**Aim of the exercise:**
Reproduce each record exactly.

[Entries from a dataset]
###
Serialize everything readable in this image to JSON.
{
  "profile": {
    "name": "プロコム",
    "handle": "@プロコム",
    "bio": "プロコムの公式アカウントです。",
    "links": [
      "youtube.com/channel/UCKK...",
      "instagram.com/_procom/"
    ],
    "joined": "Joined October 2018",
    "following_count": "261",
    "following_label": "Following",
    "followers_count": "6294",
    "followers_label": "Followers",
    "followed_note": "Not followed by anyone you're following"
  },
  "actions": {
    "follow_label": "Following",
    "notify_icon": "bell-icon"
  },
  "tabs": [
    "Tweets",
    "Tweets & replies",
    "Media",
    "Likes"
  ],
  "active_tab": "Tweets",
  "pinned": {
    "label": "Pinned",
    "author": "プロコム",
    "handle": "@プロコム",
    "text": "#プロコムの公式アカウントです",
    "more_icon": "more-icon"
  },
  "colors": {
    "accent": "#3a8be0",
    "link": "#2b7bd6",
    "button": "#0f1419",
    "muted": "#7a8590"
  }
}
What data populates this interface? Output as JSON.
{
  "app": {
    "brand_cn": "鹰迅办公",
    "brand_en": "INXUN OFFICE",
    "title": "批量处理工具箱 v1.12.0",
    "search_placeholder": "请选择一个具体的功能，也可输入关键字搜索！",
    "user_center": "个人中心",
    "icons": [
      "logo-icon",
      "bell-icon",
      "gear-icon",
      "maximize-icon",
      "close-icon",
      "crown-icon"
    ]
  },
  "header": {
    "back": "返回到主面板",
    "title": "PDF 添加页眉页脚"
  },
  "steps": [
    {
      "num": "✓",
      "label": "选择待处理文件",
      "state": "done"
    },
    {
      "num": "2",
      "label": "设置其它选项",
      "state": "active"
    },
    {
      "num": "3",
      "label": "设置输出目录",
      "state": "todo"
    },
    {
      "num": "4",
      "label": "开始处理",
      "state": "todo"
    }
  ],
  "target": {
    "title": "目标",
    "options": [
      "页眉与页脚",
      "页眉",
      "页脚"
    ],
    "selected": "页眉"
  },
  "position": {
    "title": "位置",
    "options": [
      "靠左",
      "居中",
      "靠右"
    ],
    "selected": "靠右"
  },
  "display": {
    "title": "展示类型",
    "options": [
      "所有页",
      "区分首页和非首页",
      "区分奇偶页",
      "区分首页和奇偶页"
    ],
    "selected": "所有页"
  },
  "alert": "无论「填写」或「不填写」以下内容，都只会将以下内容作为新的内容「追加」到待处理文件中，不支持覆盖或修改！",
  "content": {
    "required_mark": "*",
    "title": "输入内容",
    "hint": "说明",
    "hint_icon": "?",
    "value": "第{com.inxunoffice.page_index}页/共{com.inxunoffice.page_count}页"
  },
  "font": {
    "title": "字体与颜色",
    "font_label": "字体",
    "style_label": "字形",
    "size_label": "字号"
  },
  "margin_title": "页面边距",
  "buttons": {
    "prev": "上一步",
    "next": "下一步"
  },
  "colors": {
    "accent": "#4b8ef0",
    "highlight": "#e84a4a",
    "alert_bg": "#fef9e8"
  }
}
###
**The reply:**
Serialize everything readable in this image to JSON.
{
  "profile": {
    "name": "プロコム",
    "handle": "@プロコム",
    "bio": "プロコムの公式アカウントです。",
    "links": [
      "youtube.com/channel/UCKK...",
      "instagram.com/_procom/"
    ],
    "joined": "Joined October 2018",
    "following_count": "261",
    "following_label": "Following",
    "followers_count": "6294",
    "followers_label": "Followers",
    "followed_note": "Not followed by anyone you're following"
  },
  "actions": {
    "follow_label": "Following",
    "notify_icon": "bell-icon"
  },
  "tabs": [
    "Tweets",
    "Tweets & replies",
    "Media",
    "Likes"
  ],
  "active_tab": "Tweets",
  "pinned": {
    "label": "Pinned",
    "author": "プロコム",
    "handle": "@プロコム",
    "text": "#プロコムの公式アカウントです",
    "more_icon": "more-icon"
  },
  "colors": {
    "accent": "#3a8be0",
    "link": "#2b7bd6",
    "button": "#0f1419",
    "muted": "#7a8590"
  }
}
What data populates this interface? Output as JSON.
{
  "app": {
    "brand_cn": "鹰迅办公",
    "brand_en": "INXUN OFFICE",
    "title": "批量处理工具箱 v1.12.0",
    "search_placeholder": "请选择一个具体的功能，也可输入关键字搜索！",
    "user_center": "个人中心",
    "icons": [
      "logo-icon",
      "bell-icon",
      "gear-icon",
      "maximize-icon",
      "close-icon",
      "crown-icon"
    ]
  },
  "header": {
    "back": "返回到主面板",
    "title": "PDF 添加页眉页脚"
  },
  "steps": [
    {
      "num": "✓",
      "label": "选择待处理文件",
      "state": "done"
    },
    {
      "num": "2",
      "label": "设置其它选项",
      "state": "active"
    },
    {
      "num": "3",
      "label": "设置输出目录",
      "state": "todo"
    },
    {
      "num": "4",
      "label": "开始处理",
      "state": "todo"
    }
  ],
  "target": {
    "title": "目标",
    "options": [
      "页眉与页脚",
      "页眉",
      "页脚"
    ],
    "selected": "页眉"
  },
  "position": {
    "title": "位置",
    "options": [
      "靠左",
      "居中",
      "靠右"
    ],
    "selected": "靠右"
  },
  "display": {
    "title": "展示类型",
    "options": [
      "所有页",
      "区分首页和非首页",
      "区分奇偶页",
      "区分首页和奇偶页"
    ],
    "selected": "所有页"
  },
  "alert": "无论「填写」或「不填写」以下内容，都只会将以下内容作为新的内容「追加」到待处理文件中，不支持覆盖或修改！",
  "content": {
    "required_mark": "*",
    "title": "输入内容",
    "hint": "说明",
    "hint_icon": "?",
    "value": "第{com.inxunoffice.page_index}页/共{com.inxunoffice.page_count}页"
  },
  "font": {
    "title": "字体与颜色",
    "font_label": "字体",
    "style_label": "字形",
    "size_label": "字号"
  },
  "margin_title": "页面边距",
  "buttons": {
    "prev": "上一步",
    "next": "下一步"
  },
  "colors": {
    "accent": "#4b8ef0",
    "highlight": "#e84a4a",
    "alert_bg": "#fef9e8"
  }
}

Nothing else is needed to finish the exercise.